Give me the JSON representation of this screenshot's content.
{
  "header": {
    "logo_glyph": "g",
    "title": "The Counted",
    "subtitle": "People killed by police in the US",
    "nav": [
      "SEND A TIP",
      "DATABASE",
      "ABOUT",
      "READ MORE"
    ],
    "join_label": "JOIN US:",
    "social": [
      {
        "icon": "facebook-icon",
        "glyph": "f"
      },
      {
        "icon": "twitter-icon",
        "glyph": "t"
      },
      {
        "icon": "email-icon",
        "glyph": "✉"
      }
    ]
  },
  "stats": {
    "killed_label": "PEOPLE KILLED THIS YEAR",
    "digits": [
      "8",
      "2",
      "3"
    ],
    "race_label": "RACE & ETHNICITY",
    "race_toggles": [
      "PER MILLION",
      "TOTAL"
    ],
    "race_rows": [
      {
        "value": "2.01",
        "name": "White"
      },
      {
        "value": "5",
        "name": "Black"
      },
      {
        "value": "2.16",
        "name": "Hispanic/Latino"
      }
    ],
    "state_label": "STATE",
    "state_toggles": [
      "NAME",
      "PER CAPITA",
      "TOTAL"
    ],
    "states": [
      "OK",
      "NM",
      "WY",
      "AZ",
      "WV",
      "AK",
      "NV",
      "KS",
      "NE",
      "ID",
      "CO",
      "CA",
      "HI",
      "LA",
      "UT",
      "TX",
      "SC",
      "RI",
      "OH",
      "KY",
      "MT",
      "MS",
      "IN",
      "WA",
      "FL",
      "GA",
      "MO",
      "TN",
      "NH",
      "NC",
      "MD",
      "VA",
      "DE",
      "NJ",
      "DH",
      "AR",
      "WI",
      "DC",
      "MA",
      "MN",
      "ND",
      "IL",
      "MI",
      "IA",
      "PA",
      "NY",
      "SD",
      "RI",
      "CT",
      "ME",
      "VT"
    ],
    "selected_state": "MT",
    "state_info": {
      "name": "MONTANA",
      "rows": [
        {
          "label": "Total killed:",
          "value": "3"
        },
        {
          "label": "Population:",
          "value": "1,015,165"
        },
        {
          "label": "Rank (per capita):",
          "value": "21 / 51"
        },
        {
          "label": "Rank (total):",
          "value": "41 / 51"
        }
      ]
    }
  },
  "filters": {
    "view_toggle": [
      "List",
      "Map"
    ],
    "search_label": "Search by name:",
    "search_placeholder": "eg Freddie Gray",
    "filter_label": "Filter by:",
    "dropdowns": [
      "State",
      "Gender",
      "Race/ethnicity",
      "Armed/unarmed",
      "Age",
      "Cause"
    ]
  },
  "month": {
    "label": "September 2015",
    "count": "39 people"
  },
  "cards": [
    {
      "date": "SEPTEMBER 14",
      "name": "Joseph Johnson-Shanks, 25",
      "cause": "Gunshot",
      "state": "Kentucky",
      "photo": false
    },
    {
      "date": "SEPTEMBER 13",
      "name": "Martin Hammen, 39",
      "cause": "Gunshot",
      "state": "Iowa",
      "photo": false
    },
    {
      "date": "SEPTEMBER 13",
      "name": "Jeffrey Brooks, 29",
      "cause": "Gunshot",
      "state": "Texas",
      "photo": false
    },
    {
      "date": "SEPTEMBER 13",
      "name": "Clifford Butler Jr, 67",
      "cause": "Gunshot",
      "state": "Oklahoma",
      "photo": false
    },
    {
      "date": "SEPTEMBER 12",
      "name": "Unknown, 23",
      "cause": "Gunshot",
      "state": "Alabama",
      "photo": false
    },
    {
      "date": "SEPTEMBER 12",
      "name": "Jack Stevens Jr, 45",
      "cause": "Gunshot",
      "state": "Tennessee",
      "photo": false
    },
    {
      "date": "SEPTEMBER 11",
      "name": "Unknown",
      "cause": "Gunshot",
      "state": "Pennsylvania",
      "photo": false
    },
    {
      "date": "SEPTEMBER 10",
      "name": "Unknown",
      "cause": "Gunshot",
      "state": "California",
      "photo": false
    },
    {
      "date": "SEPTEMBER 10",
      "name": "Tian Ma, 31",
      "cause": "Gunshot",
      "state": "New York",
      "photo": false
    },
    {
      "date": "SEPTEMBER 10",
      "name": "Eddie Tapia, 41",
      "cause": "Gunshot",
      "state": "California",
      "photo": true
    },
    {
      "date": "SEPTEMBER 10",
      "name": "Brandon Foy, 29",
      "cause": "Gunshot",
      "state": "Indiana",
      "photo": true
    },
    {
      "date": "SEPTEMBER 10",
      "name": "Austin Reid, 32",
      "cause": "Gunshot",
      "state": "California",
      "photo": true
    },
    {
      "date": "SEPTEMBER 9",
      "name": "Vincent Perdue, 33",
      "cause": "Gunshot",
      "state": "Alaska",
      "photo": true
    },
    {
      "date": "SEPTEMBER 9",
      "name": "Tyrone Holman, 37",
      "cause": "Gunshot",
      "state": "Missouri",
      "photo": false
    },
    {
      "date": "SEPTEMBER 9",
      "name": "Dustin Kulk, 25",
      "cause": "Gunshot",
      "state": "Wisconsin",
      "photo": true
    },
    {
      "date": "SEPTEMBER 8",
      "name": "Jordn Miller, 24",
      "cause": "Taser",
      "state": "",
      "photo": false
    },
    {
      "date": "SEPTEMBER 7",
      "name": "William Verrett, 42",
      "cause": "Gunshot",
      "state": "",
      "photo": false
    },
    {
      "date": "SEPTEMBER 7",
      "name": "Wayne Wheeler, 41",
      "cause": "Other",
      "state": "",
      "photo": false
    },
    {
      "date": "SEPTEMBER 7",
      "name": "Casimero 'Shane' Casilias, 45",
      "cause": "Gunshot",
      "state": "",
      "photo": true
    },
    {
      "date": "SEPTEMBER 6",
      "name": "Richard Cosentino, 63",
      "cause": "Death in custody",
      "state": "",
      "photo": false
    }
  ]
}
****
*WHAT IS EXPECTED*
Copy every record exactly, with nothing added or dropped.

*EXERCISE RESULT*
Give me the JSON representation of this screenshot's content.
{
  "header": {
    "logo_glyph": "g",
    "title": "The Counted",
    "subtitle": "People killed by police in the US",
    "nav": [
      "SEND A TIP",
      "DATABASE",
      "ABOUT",
      "READ MORE"
    ],
    "join_label": "JOIN US:",
    "social": [
      {
        "icon": "facebook-icon",
        "glyph": "f"
      },
      {
        "icon": "twitter-icon",
        "glyph": "t"
      },
      {
        "icon": "email-icon",
        "glyph": "✉"
      }
    ]
  },
  "stats": {
    "killed_label": "PEOPLE KILLED THIS YEAR",
    "digits": [
      "8",
      "2",
      "3"
    ],
    "race_label": "RACE & ETHNICITY",
    "race_toggles": [
      "PER MILLION",
      "TOTAL"
    ],
    "race_rows": [
      {
        "value": "2.01",
        "name": "White"
      },
      {
        "value": "5",
        "name": "Black"
      },
      {
        "value": "2.16",
        "name": "Hispanic/Latino"
      }
    ],
    "state_label": "STATE",
    "state_toggles": [
      "NAME",
      "PER CAPITA",
      "TOTAL"
    ],
    "states": [
      "OK",
      "NM",
      "WY",
      "AZ",
      "WV",
      "AK",
      "NV",
      "KS",
      "NE",
      "ID",
      "CO",
      "CA",
      "HI",
      "LA",
      "UT",
      "TX",
      "SC",
      "RI",
      "OH",
      "KY",
      "MT",
      "MS",
      "IN",
      "WA",
      "FL",
      "GA",
      "MO",
      "TN",
      "NH",
      "NC",
      "MD",
      "VA",
      "DE",
      "NJ",
      "DH",
      "AR",
      "WI",
      "DC",
      "MA",
      "MN",
      "ND",
      "IL",
      "MI",
      "IA",
      "PA",
      "NY",
      "SD",
      "RI",
      "CT",
      "ME",
      "VT"
    ],
    "selected_state": "MT",
    "state_info": {
      "name": "MONTANA",
      "rows": [
        {
          "label": "Total killed:",
          "value": "3"
        },
        {
          "label": "Population:",
          "value": "1,015,165"
        },
        {
          "label": "Rank (per capita):",
          "value": "21 / 51"
        },
        {
          "label": "Rank (total):",
          "value": "41 / 51"
        }
      ]
    }
  },
  "filters": {
    "view_toggle": [
      "List",
      "Map"
    ],
    "search_label": "Search by name:",
    "search_placeholder": "eg Freddie Gray",
    "filter_label": "Filter by:",
    "dropdowns": [
      "State",
      "Gender",
      "Race/ethnicity",
      "Armed/unarmed",
      "Age",
      "Cause"
    ]
  },
  "month": {
    "label": "September 2015",
    "count": "39 people"
  },
  "cards": [
    {
      "date": "SEPTEMBER 14",
      "name": "Joseph Johnson-Shanks, 25",
      "cause": "Gunshot",
      "state": "Kentucky",
      "photo": false
    },
    {
      "date": "SEPTEMBER 13",
      "name": "Martin Hammen, 39",
      "cause": "Gunshot",
      "state": "Iowa",
      "photo": false
    },
    {
      "date": "SEPTEMBER 13",
      "name": "Jeffrey Brooks, 29",
      "cause": "Gunshot",
      "state": "Texas",
      "photo": false
    },
    {
      "date": "SEPTEMBER 13",
      "name": "Clifford Butler Jr, 67",
      "cause": "Gunshot",
      "state": "Oklahoma",
      "photo": false
    },
    {
      "date": "SEPTEMBER 12",
      "name": "Unknown, 23",
      "cause": "Gunshot",
      "state": "Alabama",
      "photo": false
    },
    {
      "date": "SEPTEMBER 12",
      "name": "Jack Stevens Jr, 45",
      "cause": "Gunshot",
      "state": "Tennessee",
      "photo": false
    },
    {
      "date": "SEPTEMBER 11",
      "name": "Unknown",
      "cause": "Gunshot",
      "state": "Pennsylvania",
      "photo": false
    },
    {
      "date": "SEPTEMBER 10",
      "name": "Unknown",
      "cause": "Gunshot",
      "state": "California",
      "photo": false
    },
    {
      "date": "SEPTEMBER 10",
      "name": "Tian Ma, 31",
      "cause": "Gunshot",
      "state": "New York",
      "photo": false
    },
    {
      "date": "SEPTEMBER 10",
      "name": "Eddie Tapia, 41",
      "cause": "Gunshot",
      "state": "California",
      "photo": true
    },
    {
      "date": "SEPTEMBER 10",
      "name": "Brandon Foy, 29",
      "cause": "Gunshot",
      "state": "Indiana",
      "photo": true
    },
    {
      "date": "SEPTEMBER 10",
      "name": "Austin Reid, 32",
      "cause": "Gunshot",
      "state": "California",
      "photo": true
    },
    {
      "date": "SEPTEMBER 9",
      "name": "Vincent Perdue, 33",
      "cause": "Gunshot",
      "state": "Alaska",
      "photo": true
    },
    {
      "date": "SEPTEMBER 9",
      "name": "Tyrone Holman, 37",
      "cause": "Gunshot",
      "state": "Missouri",
      "photo": false
    },
    {
      "date": "SEPTEMBER 9",
      "name": "Dustin Kulk, 25",
      "cause": "Gunshot",
      "state": "Wisconsin",
      "photo": true
    },
    {
      "date": "SEPTEMBER 8",
      "name": "Jordn Miller, 24",
      "cause": "Taser",
      "state": "",
      "photo": false
    },
    {
      "date": "SEPTEMBER 7",
      "name": "William Verrett, 42",
      "cause": "Gunshot",
      "state": "",
      "photo": false
    },
    {
      "date": "SEPTEMBER 7",
      "name": "Wayne Wheeler, 41",
      "cause": "Other",
      "state": "",
      "photo": false
    },
    {
      "date": "SEPTEMBER 7",
      "name": "Casimero 'Shane' Casilias, 45",
      "cause": "Gunshot",
      "state": "",
      "photo": true
    },
    {
      "date": "SEPTEMBER 6",
      "name": "Richard Cosentino, 63",
      "cause": "Death in custody",
      "state": "",
      "photo": false
    }
  ]
}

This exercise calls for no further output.